Start Entries shown

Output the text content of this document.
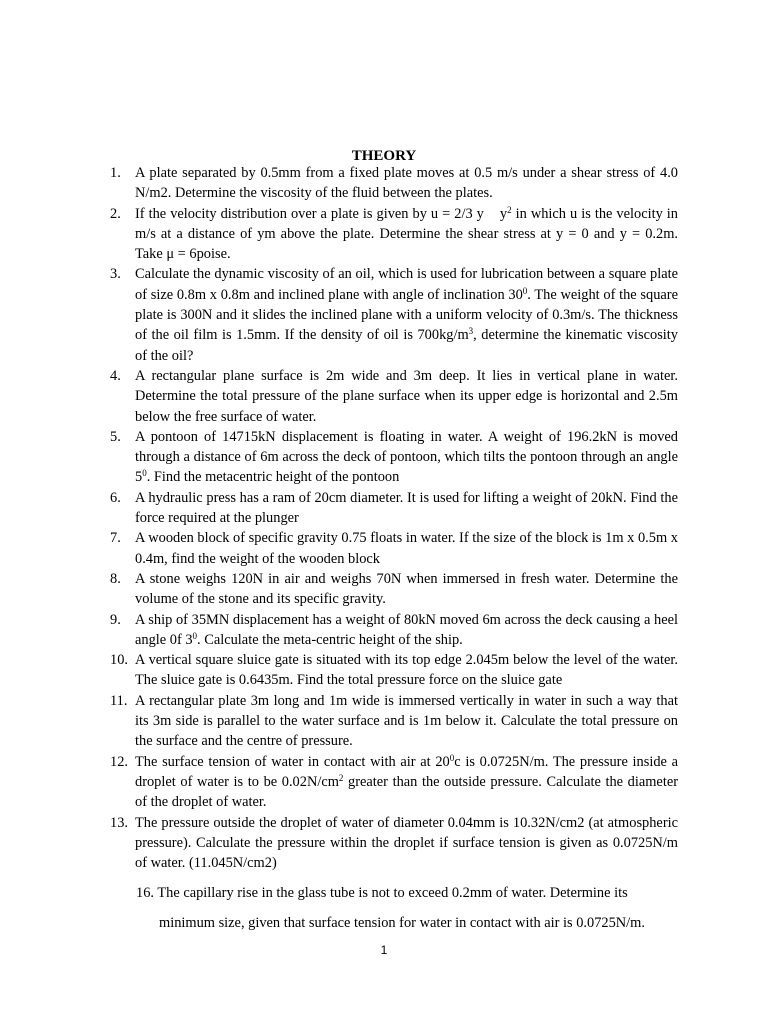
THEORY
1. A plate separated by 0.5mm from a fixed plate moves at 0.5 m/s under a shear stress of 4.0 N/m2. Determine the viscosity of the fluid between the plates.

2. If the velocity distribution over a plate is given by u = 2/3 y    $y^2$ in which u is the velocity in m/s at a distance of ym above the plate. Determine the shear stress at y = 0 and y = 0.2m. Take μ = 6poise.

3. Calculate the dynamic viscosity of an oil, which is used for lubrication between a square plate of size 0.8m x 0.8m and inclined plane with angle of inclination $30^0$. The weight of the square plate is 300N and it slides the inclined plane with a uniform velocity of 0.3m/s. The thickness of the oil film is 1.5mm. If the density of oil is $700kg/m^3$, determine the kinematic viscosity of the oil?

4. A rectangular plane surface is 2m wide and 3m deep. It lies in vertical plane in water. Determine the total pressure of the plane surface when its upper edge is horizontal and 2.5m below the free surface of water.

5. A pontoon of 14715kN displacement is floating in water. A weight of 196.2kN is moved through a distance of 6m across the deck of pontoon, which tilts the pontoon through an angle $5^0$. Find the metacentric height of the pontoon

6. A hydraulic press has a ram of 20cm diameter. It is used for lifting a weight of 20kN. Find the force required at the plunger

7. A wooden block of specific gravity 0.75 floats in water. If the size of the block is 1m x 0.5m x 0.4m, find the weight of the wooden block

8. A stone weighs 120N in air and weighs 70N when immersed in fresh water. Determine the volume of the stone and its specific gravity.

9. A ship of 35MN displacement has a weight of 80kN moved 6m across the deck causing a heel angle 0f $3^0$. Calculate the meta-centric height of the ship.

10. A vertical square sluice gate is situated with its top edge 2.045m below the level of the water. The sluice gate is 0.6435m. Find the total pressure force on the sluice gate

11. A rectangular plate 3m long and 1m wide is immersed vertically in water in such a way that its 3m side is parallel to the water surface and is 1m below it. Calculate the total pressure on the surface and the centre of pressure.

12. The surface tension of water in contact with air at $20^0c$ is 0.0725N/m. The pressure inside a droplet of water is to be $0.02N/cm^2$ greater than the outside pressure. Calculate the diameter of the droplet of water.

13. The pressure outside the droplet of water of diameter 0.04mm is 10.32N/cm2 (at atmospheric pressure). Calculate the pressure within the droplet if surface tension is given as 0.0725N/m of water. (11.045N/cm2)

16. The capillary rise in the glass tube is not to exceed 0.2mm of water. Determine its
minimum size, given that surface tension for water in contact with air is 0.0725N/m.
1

End Entries shown

> _Exercise description_: Filter the entries above down to the lines containing the word "stress".

> _Full output_:
1. A plate separated by 0.5mm from a fixed plate moves at 0.5 m/s under a shear stress of 4.0 N/m2. Determine the viscosity of the fluid between the plates.
2. If the velocity distribution over a plate is given by u = 2/3 y    $y^2$ in which u is the velocity in m/s at a distance of ym above the plate. Determine the shear stress at y = 0 and y = 0.2m. Take μ = 6poise.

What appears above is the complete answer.